**WHAT TO PRODUCE:** Copy out the data below as written; omit any images.

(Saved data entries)
■ ■ ■ ■ ■

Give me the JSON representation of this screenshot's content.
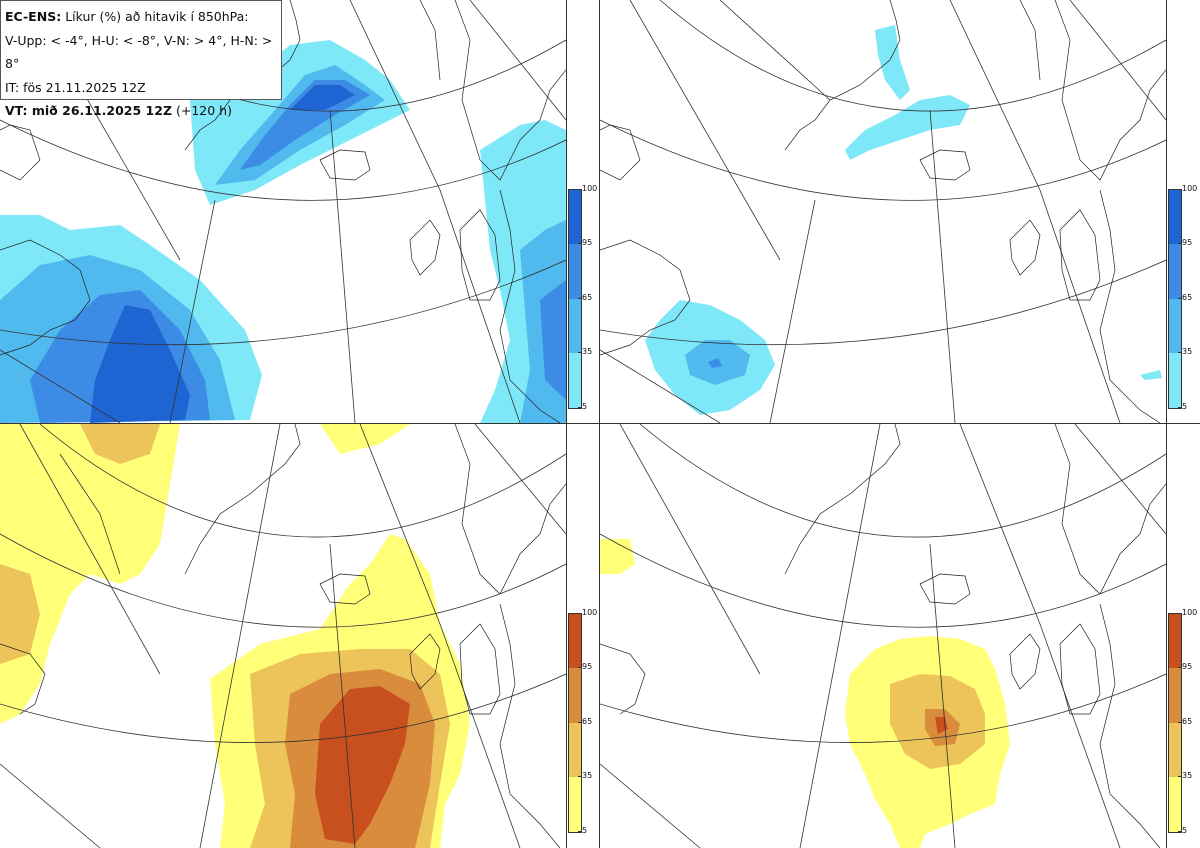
{
  "info": {
    "model_label": "EC-ENS:",
    "title_rest": "Líkur (%) að hitavik í 850hPa:",
    "thresholds": "V-Upp: < -4°, H-U: < -8°, V-N: > 4°, H-N: > 8°",
    "initial_time": "IT: fös 21.11.2025 12Z",
    "valid_label": "VT: mið 26.11.2025 12Z",
    "lead_time": "(+120 h)"
  },
  "colorbars": {
    "cold": {
      "ticks": [
        "100",
        "95",
        "65",
        "35",
        "5"
      ],
      "colors": [
        "#1e64d2",
        "#3c8ce6",
        "#50b9ee",
        "#7ee8f8"
      ]
    },
    "warm": {
      "ticks": [
        "100",
        "95",
        "65",
        "35",
        "5"
      ],
      "colors": [
        "#c8501e",
        "#d98c3c",
        "#ecc45a",
        "#ffff78"
      ]
    }
  },
  "panels": [
    {
      "id": "top-left",
      "label": "V-Upp",
      "scheme": "cold"
    },
    {
      "id": "top-right",
      "label": "H-U",
      "scheme": "cold"
    },
    {
      "id": "bottom-left",
      "label": "V-N",
      "scheme": "warm"
    },
    {
      "id": "bottom-right",
      "label": "H-N",
      "scheme": "warm"
    }
  ]
}
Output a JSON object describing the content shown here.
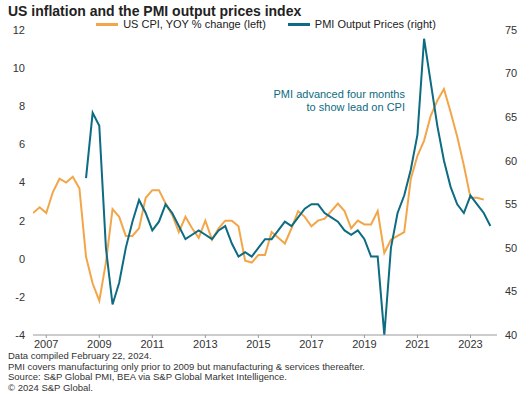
{
  "chart_data": {
    "type": "line",
    "title": "US inflation and the PMI output prices index",
    "annotation": [
      "PMI advanced four months",
      "to show lead on CPI"
    ],
    "notes": [
      "Data compiled February 22, 2024.",
      "PMI covers manufacturing only prior to 2009 but manufacturing & services thereafter.",
      "Source: S&P Global PMI, BEA via S&P Global Market Intelligence.",
      "© 2024 S&P Global."
    ],
    "legend": "top",
    "grid": false,
    "x": [
      2006.5,
      2006.75,
      2007,
      2007.25,
      2007.5,
      2007.75,
      2008,
      2008.25,
      2008.5,
      2008.75,
      2009,
      2009.25,
      2009.5,
      2009.75,
      2010,
      2010.25,
      2010.5,
      2010.75,
      2011,
      2011.25,
      2011.5,
      2011.75,
      2012,
      2012.25,
      2012.5,
      2012.75,
      2013,
      2013.25,
      2013.5,
      2013.75,
      2014,
      2014.25,
      2014.5,
      2014.75,
      2015,
      2015.25,
      2015.5,
      2015.75,
      2016,
      2016.25,
      2016.5,
      2016.75,
      2017,
      2017.25,
      2017.5,
      2017.75,
      2018,
      2018.25,
      2018.5,
      2018.75,
      2019,
      2019.25,
      2019.5,
      2019.75,
      2020,
      2020.25,
      2020.5,
      2020.75,
      2021,
      2021.25,
      2021.5,
      2021.75,
      2022,
      2022.25,
      2022.5,
      2022.75,
      2023,
      2023.25,
      2023.5,
      2023.75
    ],
    "xlim": [
      2006.5,
      2024
    ],
    "xticks": [
      2007,
      2009,
      2011,
      2013,
      2015,
      2017,
      2019,
      2021,
      2023
    ],
    "ylim": [
      -4,
      12
    ],
    "yticks": [
      -4,
      -2,
      0,
      2,
      4,
      6,
      8,
      10,
      12
    ],
    "y2lim": [
      40,
      75
    ],
    "y2ticks": [
      40,
      45,
      50,
      55,
      60,
      65,
      70,
      75
    ],
    "series": [
      {
        "name": "US CPI, YOY % change (left)",
        "color": "#f2a649",
        "values": [
          2.4,
          2.7,
          2.4,
          3.5,
          4.2,
          4.0,
          4.3,
          3.7,
          0.1,
          -1.3,
          -2.2,
          -0.2,
          2.6,
          2.2,
          1.2,
          1.2,
          1.6,
          3.2,
          3.6,
          3.6,
          2.9,
          2.3,
          1.4,
          2.2,
          1.6,
          1.1,
          2.0,
          1.0,
          1.6,
          2.0,
          2.0,
          1.7,
          -0.1,
          -0.2,
          0.2,
          0.2,
          1.4,
          1.1,
          0.8,
          1.6,
          2.5,
          2.2,
          1.7,
          2.0,
          2.1,
          2.5,
          2.9,
          2.5,
          1.6,
          2.0,
          1.8,
          1.8,
          2.5,
          0.3,
          1.0,
          1.2,
          1.4,
          4.2,
          5.4,
          6.2,
          7.5,
          8.3,
          8.9,
          7.7,
          6.4,
          4.9,
          3.2,
          3.2,
          3.1,
          null
        ]
      },
      {
        "name": "PMI Output Prices (right)",
        "color": "#0d6b82",
        "axis": "y2",
        "values": [
          null,
          null,
          null,
          null,
          null,
          null,
          null,
          null,
          58,
          65.5,
          64,
          50,
          43.5,
          46,
          50,
          53,
          55.5,
          54,
          52,
          53,
          55,
          54,
          52.5,
          51,
          51.5,
          52,
          51.5,
          51,
          52,
          52.5,
          50.5,
          49,
          49.5,
          49,
          50,
          51,
          51,
          52,
          53,
          52.5,
          53.5,
          54.5,
          55,
          55,
          54,
          53.5,
          53,
          52,
          51.5,
          52,
          51,
          49,
          49,
          40,
          50,
          54,
          56,
          59,
          63,
          74,
          69,
          64,
          60,
          57,
          55,
          54,
          56,
          55,
          54,
          52.5
        ]
      }
    ]
  }
}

■ ■ ■ ■ ■

**TASK SOLUTION:**
Give me the JSON representation of this screenshot's content.
{
  "info": {
    "model_label": "EC-ENS:",
    "title_rest": "Líkur (%) að hitavik í 850hPa:",
    "thresholds": "V-Upp: < -4°, H-U: < -8°, V-N: > 4°, H-N: > 8°",
    "initial_time": "IT: fös 21.11.2025 12Z",
    "valid_label": "VT: mið 26.11.2025 12Z",
    "lead_time": "(+120 h)"
  },
  "colorbars": {
    "cold": {
      "ticks": [
        "100",
        "95",
        "65",
        "35",
        "5"
      ],
      "colors": [
        "#1e64d2",
        "#3c8ce6",
        "#50b9ee",
        "#7ee8f8"
      ]
    },
    "warm": {
      "ticks": [
        "100",
        "95",
        "65",
        "35",
        "5"
      ],
      "colors": [
        "#c8501e",
        "#d98c3c",
        "#ecc45a",
        "#ffff78"
      ]
    }
  },
  "panels": [
    {
      "id": "top-left",
      "label": "V-Upp",
      "scheme": "cold"
    },
    {
      "id": "top-right",
      "label": "H-U",
      "scheme": "cold"
    },
    {
      "id": "bottom-left",
      "label": "V-N",
      "scheme": "warm"
    },
    {
      "id": "bottom-right",
      "label": "H-N",
      "scheme": "warm"
    }
  ]
}
Output a JSON object describing the content shown here.
{
  "chart_data": {
    "type": "line",
    "title": "US inflation and the PMI output prices index",
    "annotation": [
      "PMI advanced four months",
      "to show lead on CPI"
    ],
    "notes": [
      "Data compiled February 22, 2024.",
      "PMI covers manufacturing only prior to 2009 but manufacturing & services thereafter.",
      "Source: S&P Global PMI, BEA via S&P Global Market Intelligence.",
      "© 2024 S&P Global."
    ],
    "legend": "top",
    "grid": false,
    "x": [
      2006.5,
      2006.75,
      2007,
      2007.25,
      2007.5,
      2007.75,
      2008,
      2008.25,
      2008.5,
      2008.75,
      2009,
      2009.25,
      2009.5,
      2009.75,
      2010,
      2010.25,
      2010.5,
      2010.75,
      2011,
      2011.25,
      2011.5,
      2011.75,
      2012,
      2012.25,
      2012.5,
      2012.75,
      2013,
      2013.25,
      2013.5,
      2013.75,
      2014,
      2014.25,
      2014.5,
      2014.75,
      2015,
      2015.25,
      2015.5,
      2015.75,
      2016,
      2016.25,
      2016.5,
      2016.75,
      2017,
      2017.25,
      2017.5,
      2017.75,
      2018,
      2018.25,
      2018.5,
      2018.75,
      2019,
      2019.25,
      2019.5,
      2019.75,
      2020,
      2020.25,
      2020.5,
      2020.75,
      2021,
      2021.25,
      2021.5,
      2021.75,
      2022,
      2022.25,
      2022.5,
      2022.75,
      2023,
      2023.25,
      2023.5,
      2023.75
    ],
    "xlim": [
      2006.5,
      2024
    ],
    "xticks": [
      2007,
      2009,
      2011,
      2013,
      2015,
      2017,
      2019,
      2021,
      2023
    ],
    "ylim": [
      -4,
      12
    ],
    "yticks": [
      -4,
      -2,
      0,
      2,
      4,
      6,
      8,
      10,
      12
    ],
    "y2lim": [
      40,
      75
    ],
    "y2ticks": [
      40,
      45,
      50,
      55,
      60,
      65,
      70,
      75
    ],
    "series": [
      {
        "name": "US CPI, YOY % change (left)",
        "color": "#f2a649",
        "values": [
          2.4,
          2.7,
          2.4,
          3.5,
          4.2,
          4.0,
          4.3,
          3.7,
          0.1,
          -1.3,
          -2.2,
          -0.2,
          2.6,
          2.2,
          1.2,
          1.2,
          1.6,
          3.2,
          3.6,
          3.6,
          2.9,
          2.3,
          1.4,
          2.2,
          1.6,
          1.1,
          2.0,
          1.0,
          1.6,
          2.0,
          2.0,
          1.7,
          -0.1,
          -0.2,
          0.2,
          0.2,
          1.4,
          1.1,
          0.8,
          1.6,
          2.5,
          2.2,
          1.7,
          2.0,
          2.1,
          2.5,
          2.9,
          2.5,
          1.6,
          2.0,
          1.8,
          1.8,
          2.5,
          0.3,
          1.0,
          1.2,
          1.4,
          4.2,
          5.4,
          6.2,
          7.5,
          8.3,
          8.9,
          7.7,
          6.4,
          4.9,
          3.2,
          3.2,
          3.1,
          null
        ]
      },
      {
        "name": "PMI Output Prices (right)",
        "color": "#0d6b82",
        "axis": "y2",
        "values": [
          null,
          null,
          null,
          null,
          null,
          null,
          null,
          null,
          58,
          65.5,
          64,
          50,
          43.5,
          46,
          50,
          53,
          55.5,
          54,
          52,
          53,
          55,
          54,
          52.5,
          51,
          51.5,
          52,
          51.5,
          51,
          52,
          52.5,
          50.5,
          49,
          49.5,
          49,
          50,
          51,
          51,
          52,
          53,
          52.5,
          53.5,
          54.5,
          55,
          55,
          54,
          53.5,
          53,
          52,
          51.5,
          52,
          51,
          49,
          49,
          40,
          50,
          54,
          56,
          59,
          63,
          74,
          69,
          64,
          60,
          57,
          55,
          54,
          56,
          55,
          54,
          52.5
        ]
      }
    ]
  }
}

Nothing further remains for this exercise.